*The request:* Reproduce the listing below exactly, minus its pictures.
* BEGIN *
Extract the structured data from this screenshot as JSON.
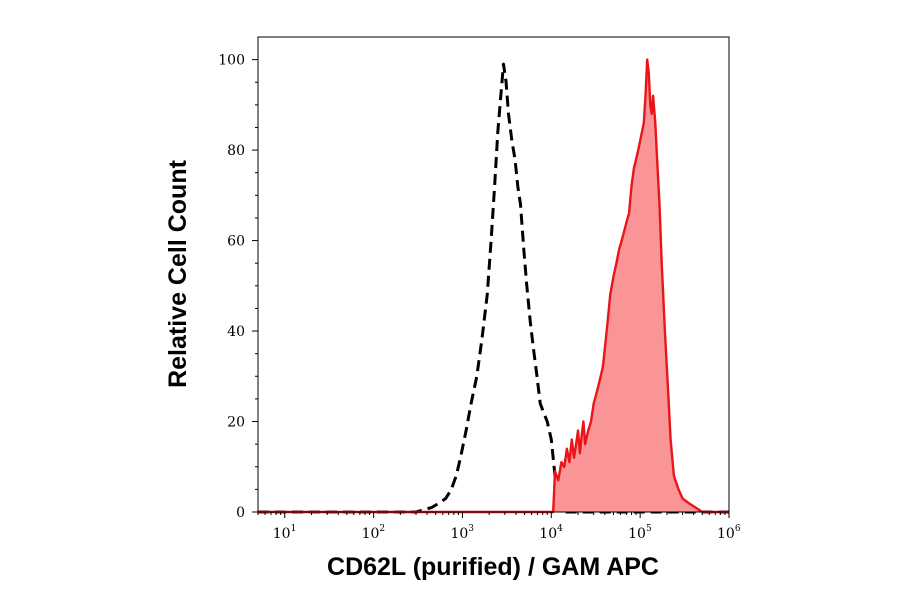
{
  "chart_data": {
    "type": "area",
    "title": "",
    "xlabel": "CD62L (purified) / GAM APC",
    "ylabel": "Relative Cell Count",
    "x_scale": "log",
    "xlim": [
      5,
      1000000
    ],
    "ylim": [
      0,
      105
    ],
    "x_ticks": [
      {
        "value": 10,
        "base": "10",
        "exp": "1"
      },
      {
        "value": 100,
        "base": "10",
        "exp": "2"
      },
      {
        "value": 1000,
        "base": "10",
        "exp": "3"
      },
      {
        "value": 10000,
        "base": "10",
        "exp": "4"
      },
      {
        "value": 100000,
        "base": "10",
        "exp": "5"
      },
      {
        "value": 1000000,
        "base": "10",
        "exp": "6"
      }
    ],
    "y_ticks": [
      0,
      20,
      40,
      60,
      80,
      100
    ],
    "grid": false,
    "series": [
      {
        "style": "dashed-line",
        "color": "#000000",
        "x": [
          5,
          300,
          450,
          550,
          650,
          750,
          850,
          950,
          1100,
          1250,
          1450,
          1650,
          1900,
          2100,
          2300,
          2500,
          2700,
          2900,
          3100,
          3300,
          3600,
          3900,
          4200,
          4500,
          4900,
          5300,
          5800,
          6300,
          6900,
          7500,
          8200,
          9000,
          10000,
          11000,
          13000,
          1000000
        ],
        "y": [
          0,
          0,
          1,
          2,
          3,
          5,
          8,
          12,
          18,
          24,
          30,
          38,
          48,
          60,
          72,
          84,
          92,
          99,
          95,
          88,
          82,
          78,
          72,
          68,
          58,
          50,
          42,
          36,
          30,
          24,
          22,
          20,
          16,
          8,
          0,
          0
        ]
      },
      {
        "style": "filled",
        "color": "#e8161a",
        "fill": "#f99597",
        "x": [
          5,
          9000,
          10500,
          11000,
          12000,
          13000,
          14000,
          15000,
          16000,
          17000,
          18000,
          19000,
          20000,
          21000,
          22000,
          23000,
          24000,
          26000,
          28000,
          30000,
          32000,
          34000,
          36000,
          38000,
          40000,
          43000,
          46000,
          50000,
          54000,
          58000,
          62000,
          66000,
          70000,
          75000,
          80000,
          85000,
          90000,
          95000,
          100000,
          110000,
          115000,
          120000,
          125000,
          130000,
          135000,
          140000,
          148000,
          155000,
          165000,
          175000,
          190000,
          205000,
          220000,
          240000,
          270000,
          300000,
          350000,
          420000,
          500000,
          1000000
        ],
        "y": [
          0,
          0,
          0,
          9,
          7,
          11,
          10,
          14,
          11,
          16,
          12,
          15,
          18,
          13,
          17,
          20,
          15,
          18,
          20,
          24,
          26,
          28,
          30,
          32,
          36,
          42,
          48,
          52,
          55,
          58,
          60,
          62,
          64,
          66,
          72,
          76,
          78,
          80,
          82,
          86,
          92,
          100,
          97,
          90,
          88,
          92,
          86,
          78,
          68,
          55,
          40,
          28,
          16,
          8,
          5,
          3,
          2,
          1,
          0,
          0
        ]
      }
    ]
  }
}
* END *
*Output:*
Extract the structured data from this screenshot as JSON.
{
  "chart_data": {
    "type": "area",
    "title": "",
    "xlabel": "CD62L (purified) / GAM APC",
    "ylabel": "Relative Cell Count",
    "x_scale": "log",
    "xlim": [
      5,
      1000000
    ],
    "ylim": [
      0,
      105
    ],
    "x_ticks": [
      {
        "value": 10,
        "base": "10",
        "exp": "1"
      },
      {
        "value": 100,
        "base": "10",
        "exp": "2"
      },
      {
        "value": 1000,
        "base": "10",
        "exp": "3"
      },
      {
        "value": 10000,
        "base": "10",
        "exp": "4"
      },
      {
        "value": 100000,
        "base": "10",
        "exp": "5"
      },
      {
        "value": 1000000,
        "base": "10",
        "exp": "6"
      }
    ],
    "y_ticks": [
      0,
      20,
      40,
      60,
      80,
      100
    ],
    "grid": false,
    "series": [
      {
        "style": "dashed-line",
        "color": "#000000",
        "x": [
          5,
          300,
          450,
          550,
          650,
          750,
          850,
          950,
          1100,
          1250,
          1450,
          1650,
          1900,
          2100,
          2300,
          2500,
          2700,
          2900,
          3100,
          3300,
          3600,
          3900,
          4200,
          4500,
          4900,
          5300,
          5800,
          6300,
          6900,
          7500,
          8200,
          9000,
          10000,
          11000,
          13000,
          1000000
        ],
        "y": [
          0,
          0,
          1,
          2,
          3,
          5,
          8,
          12,
          18,
          24,
          30,
          38,
          48,
          60,
          72,
          84,
          92,
          99,
          95,
          88,
          82,
          78,
          72,
          68,
          58,
          50,
          42,
          36,
          30,
          24,
          22,
          20,
          16,
          8,
          0,
          0
        ]
      },
      {
        "style": "filled",
        "color": "#e8161a",
        "fill": "#f99597",
        "x": [
          5,
          9000,
          10500,
          11000,
          12000,
          13000,
          14000,
          15000,
          16000,
          17000,
          18000,
          19000,
          20000,
          21000,
          22000,
          23000,
          24000,
          26000,
          28000,
          30000,
          32000,
          34000,
          36000,
          38000,
          40000,
          43000,
          46000,
          50000,
          54000,
          58000,
          62000,
          66000,
          70000,
          75000,
          80000,
          85000,
          90000,
          95000,
          100000,
          110000,
          115000,
          120000,
          125000,
          130000,
          135000,
          140000,
          148000,
          155000,
          165000,
          175000,
          190000,
          205000,
          220000,
          240000,
          270000,
          300000,
          350000,
          420000,
          500000,
          1000000
        ],
        "y": [
          0,
          0,
          0,
          9,
          7,
          11,
          10,
          14,
          11,
          16,
          12,
          15,
          18,
          13,
          17,
          20,
          15,
          18,
          20,
          24,
          26,
          28,
          30,
          32,
          36,
          42,
          48,
          52,
          55,
          58,
          60,
          62,
          64,
          66,
          72,
          76,
          78,
          80,
          82,
          86,
          92,
          100,
          97,
          90,
          88,
          92,
          86,
          78,
          68,
          55,
          40,
          28,
          16,
          8,
          5,
          3,
          2,
          1,
          0,
          0
        ]
      }
    ]
  }
}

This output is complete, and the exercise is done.